▶ [What to do] Go through the records and show each line where the word "JSON" occurs.

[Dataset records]
--

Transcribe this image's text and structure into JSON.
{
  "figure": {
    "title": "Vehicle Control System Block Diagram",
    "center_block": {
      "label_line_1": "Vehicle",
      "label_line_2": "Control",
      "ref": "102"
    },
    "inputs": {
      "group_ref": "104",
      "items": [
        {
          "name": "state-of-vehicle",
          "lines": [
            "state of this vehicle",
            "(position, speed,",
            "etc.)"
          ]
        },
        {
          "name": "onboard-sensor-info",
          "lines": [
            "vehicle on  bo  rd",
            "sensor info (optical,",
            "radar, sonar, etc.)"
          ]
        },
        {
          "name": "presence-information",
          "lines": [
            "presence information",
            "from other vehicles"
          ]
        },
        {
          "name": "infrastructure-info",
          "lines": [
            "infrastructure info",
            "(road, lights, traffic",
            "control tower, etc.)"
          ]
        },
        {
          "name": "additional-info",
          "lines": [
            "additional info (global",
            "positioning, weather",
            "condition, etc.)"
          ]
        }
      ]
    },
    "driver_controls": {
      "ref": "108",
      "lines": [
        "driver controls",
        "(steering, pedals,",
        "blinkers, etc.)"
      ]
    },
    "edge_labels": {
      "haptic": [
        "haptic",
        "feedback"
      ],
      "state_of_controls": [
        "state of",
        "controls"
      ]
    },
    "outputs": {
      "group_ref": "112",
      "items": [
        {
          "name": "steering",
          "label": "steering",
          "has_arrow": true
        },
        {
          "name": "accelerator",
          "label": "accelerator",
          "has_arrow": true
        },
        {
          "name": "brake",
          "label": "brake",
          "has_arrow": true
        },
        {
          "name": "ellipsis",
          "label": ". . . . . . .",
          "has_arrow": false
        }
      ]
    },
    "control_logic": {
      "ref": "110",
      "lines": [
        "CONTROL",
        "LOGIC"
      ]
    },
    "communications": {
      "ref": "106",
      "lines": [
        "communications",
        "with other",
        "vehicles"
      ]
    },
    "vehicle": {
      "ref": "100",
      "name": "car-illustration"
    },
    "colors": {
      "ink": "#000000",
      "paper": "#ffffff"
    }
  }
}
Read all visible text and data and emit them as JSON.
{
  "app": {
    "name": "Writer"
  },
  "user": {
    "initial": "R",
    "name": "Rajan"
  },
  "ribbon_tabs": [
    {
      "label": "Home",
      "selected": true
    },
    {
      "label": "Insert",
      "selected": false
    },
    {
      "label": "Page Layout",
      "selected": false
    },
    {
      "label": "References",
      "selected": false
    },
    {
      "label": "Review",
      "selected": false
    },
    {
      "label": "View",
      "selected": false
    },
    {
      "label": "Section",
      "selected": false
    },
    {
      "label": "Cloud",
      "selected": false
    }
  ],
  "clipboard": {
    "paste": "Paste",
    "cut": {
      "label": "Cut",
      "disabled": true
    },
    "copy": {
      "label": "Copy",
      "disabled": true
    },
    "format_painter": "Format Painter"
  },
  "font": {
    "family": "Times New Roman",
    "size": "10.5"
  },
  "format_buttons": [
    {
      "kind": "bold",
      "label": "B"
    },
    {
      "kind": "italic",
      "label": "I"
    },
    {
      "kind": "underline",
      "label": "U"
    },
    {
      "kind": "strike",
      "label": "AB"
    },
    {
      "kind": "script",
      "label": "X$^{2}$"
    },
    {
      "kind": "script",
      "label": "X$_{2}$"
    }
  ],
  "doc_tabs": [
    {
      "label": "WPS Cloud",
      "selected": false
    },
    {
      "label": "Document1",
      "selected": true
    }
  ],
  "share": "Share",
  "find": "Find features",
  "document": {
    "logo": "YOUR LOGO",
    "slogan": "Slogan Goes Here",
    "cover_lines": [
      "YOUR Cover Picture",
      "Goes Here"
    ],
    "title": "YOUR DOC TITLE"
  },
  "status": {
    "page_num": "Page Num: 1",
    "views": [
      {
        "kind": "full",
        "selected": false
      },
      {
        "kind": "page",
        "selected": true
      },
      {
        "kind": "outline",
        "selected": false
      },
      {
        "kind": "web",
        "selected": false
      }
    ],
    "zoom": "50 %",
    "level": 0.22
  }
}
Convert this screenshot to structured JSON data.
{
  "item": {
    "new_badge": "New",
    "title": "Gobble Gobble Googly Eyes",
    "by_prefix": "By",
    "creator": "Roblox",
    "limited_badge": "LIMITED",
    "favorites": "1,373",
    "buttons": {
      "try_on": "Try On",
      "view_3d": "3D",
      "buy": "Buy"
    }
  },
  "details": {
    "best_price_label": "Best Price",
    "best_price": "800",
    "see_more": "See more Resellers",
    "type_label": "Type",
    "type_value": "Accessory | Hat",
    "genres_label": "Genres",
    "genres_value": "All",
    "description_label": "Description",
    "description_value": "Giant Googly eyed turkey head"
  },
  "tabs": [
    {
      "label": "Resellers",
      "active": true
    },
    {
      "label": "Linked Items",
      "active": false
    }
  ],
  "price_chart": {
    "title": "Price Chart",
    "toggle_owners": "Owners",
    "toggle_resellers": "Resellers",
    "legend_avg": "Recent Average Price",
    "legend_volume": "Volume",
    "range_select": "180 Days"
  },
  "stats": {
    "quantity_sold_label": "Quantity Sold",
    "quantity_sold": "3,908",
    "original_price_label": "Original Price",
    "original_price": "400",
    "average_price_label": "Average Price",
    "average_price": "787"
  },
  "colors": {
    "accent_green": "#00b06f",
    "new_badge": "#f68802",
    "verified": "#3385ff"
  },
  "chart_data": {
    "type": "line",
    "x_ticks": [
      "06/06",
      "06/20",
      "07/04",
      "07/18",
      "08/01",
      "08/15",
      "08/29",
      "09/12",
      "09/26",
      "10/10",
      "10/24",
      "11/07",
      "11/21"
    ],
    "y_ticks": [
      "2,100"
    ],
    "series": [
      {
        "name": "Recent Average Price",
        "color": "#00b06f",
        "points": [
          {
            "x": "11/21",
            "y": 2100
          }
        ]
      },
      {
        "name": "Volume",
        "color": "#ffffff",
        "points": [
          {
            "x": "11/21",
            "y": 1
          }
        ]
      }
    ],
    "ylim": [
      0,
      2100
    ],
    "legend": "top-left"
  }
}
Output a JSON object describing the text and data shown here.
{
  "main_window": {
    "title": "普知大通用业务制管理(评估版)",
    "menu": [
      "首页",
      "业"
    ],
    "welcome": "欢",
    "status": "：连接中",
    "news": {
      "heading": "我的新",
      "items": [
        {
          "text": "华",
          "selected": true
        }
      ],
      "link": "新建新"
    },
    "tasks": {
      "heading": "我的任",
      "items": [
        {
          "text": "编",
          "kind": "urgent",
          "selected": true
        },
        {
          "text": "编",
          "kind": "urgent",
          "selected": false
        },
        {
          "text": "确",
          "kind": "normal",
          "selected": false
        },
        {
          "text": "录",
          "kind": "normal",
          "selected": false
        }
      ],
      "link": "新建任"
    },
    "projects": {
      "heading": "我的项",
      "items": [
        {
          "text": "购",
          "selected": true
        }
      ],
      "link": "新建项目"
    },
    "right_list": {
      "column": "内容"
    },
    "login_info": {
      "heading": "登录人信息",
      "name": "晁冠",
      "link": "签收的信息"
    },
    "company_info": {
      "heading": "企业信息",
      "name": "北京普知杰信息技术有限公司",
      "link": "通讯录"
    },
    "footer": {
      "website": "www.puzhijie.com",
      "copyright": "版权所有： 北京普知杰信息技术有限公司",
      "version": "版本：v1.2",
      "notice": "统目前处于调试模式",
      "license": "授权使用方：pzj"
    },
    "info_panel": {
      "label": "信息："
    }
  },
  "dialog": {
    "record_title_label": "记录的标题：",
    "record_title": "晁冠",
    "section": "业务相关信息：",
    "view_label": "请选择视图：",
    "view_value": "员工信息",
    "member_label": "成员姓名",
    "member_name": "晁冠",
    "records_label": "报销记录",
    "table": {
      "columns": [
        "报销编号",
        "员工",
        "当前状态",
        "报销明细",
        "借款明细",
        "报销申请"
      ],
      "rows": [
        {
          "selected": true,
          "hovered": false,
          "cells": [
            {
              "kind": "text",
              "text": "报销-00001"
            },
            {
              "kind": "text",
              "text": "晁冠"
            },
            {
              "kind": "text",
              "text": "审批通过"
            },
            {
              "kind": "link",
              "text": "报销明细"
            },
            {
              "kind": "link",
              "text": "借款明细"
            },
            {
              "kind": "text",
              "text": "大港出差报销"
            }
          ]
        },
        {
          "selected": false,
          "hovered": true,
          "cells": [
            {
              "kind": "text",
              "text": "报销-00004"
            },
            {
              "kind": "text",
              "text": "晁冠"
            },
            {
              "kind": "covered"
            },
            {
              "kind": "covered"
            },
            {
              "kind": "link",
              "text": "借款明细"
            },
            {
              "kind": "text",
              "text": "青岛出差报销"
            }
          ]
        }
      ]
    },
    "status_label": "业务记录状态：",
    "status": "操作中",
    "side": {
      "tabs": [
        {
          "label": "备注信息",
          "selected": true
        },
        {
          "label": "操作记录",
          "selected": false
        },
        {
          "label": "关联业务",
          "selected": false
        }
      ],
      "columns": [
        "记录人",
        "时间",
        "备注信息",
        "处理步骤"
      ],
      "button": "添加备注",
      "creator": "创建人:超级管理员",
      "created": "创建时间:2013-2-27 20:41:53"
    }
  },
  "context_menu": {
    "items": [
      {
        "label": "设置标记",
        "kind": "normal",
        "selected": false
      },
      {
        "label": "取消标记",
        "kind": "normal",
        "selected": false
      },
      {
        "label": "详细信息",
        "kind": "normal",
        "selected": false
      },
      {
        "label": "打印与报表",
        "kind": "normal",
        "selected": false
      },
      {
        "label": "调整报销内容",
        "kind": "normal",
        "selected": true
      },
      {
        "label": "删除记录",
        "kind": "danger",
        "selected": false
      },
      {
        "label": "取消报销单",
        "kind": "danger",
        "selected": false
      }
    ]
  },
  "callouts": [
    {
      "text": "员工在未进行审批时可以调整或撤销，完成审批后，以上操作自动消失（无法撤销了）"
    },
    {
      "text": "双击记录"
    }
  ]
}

--

▶ [Solution to this task]
Transcribe this image's text and structure into JSON.
Read all visible text and data and emit them as JSON.
Convert this screenshot to structured JSON data.
Output a JSON object describing the text and data shown here.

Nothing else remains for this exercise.